YOUR OBJECTIVE: Copy all lines holding the word "kubaturze" from the entries.

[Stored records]
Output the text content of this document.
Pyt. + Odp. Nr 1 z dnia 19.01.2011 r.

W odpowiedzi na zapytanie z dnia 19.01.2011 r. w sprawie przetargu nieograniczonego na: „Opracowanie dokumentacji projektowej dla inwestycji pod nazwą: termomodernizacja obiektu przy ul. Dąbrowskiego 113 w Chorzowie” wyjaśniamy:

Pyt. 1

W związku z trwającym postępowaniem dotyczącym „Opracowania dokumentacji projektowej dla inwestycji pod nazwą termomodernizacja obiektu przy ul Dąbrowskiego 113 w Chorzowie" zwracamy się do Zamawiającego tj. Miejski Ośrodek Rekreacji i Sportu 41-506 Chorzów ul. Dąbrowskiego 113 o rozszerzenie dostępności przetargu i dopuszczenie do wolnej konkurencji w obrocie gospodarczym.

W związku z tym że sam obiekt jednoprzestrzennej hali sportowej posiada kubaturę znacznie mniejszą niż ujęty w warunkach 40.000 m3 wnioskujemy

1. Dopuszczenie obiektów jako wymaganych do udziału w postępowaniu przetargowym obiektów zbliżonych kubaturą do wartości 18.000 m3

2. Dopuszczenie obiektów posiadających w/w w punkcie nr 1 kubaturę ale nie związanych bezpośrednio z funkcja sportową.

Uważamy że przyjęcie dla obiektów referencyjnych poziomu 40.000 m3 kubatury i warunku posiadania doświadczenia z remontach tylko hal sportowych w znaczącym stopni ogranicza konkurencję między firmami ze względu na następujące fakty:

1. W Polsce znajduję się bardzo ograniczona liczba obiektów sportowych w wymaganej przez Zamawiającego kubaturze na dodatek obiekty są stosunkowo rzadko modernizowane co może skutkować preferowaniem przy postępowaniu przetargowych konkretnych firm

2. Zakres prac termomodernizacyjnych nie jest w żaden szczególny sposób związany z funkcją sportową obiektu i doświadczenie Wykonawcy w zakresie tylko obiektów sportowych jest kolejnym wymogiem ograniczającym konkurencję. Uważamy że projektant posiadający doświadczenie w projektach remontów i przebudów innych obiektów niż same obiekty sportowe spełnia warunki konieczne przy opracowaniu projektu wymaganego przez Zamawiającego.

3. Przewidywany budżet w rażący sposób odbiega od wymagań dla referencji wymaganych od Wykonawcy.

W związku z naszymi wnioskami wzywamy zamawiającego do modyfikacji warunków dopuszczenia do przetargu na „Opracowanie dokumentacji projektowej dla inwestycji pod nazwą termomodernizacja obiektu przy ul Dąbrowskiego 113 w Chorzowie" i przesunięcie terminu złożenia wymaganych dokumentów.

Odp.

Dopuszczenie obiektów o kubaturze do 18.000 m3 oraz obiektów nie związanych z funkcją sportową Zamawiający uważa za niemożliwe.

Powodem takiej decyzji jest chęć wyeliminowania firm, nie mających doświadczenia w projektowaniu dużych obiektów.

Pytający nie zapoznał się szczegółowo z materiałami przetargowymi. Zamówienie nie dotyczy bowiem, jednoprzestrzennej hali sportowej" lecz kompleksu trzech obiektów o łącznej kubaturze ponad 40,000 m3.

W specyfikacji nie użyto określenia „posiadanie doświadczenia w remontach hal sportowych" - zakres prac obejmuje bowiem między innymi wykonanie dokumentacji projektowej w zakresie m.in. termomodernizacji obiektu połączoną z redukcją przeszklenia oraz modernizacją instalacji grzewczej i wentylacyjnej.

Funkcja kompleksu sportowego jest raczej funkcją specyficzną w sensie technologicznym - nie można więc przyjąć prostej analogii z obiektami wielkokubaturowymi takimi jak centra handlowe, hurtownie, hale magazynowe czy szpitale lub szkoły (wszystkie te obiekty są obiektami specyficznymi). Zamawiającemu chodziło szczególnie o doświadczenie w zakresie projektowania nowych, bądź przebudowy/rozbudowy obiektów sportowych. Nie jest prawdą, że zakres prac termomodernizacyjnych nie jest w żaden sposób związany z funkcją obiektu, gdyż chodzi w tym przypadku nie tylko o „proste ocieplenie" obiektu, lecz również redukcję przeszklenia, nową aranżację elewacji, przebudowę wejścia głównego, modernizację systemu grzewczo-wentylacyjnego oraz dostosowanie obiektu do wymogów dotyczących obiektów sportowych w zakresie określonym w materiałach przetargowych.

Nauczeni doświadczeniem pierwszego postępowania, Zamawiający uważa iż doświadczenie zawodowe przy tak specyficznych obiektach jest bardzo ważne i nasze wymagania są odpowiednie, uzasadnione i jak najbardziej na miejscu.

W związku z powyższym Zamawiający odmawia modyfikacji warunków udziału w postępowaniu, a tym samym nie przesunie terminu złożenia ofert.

SOLUTION FOR THIS TASK:
1. W Polsce znajduję się bardzo ograniczona liczba obiektów sportowych w wymaganej przez Zamawiającego kubaturze na dodatek obiekty są stosunkowo rzadko modernizowane co może skutkować preferowaniem przy postępowaniu przetargowych konkretnych firm
Dopuszczenie obiektów o kubaturze do 18.000 m3 oraz obiektów nie związanych z funkcją sportową Zamawiający uważa za niemożliwe.
Pytający nie zapoznał się szczegółowo z materiałami przetargowymi. Zamówienie nie dotyczy bowiem, jednoprzestrzennej hali sportowej" lecz kompleksu trzech obiektów o łącznej kubaturze ponad 40,000 m3.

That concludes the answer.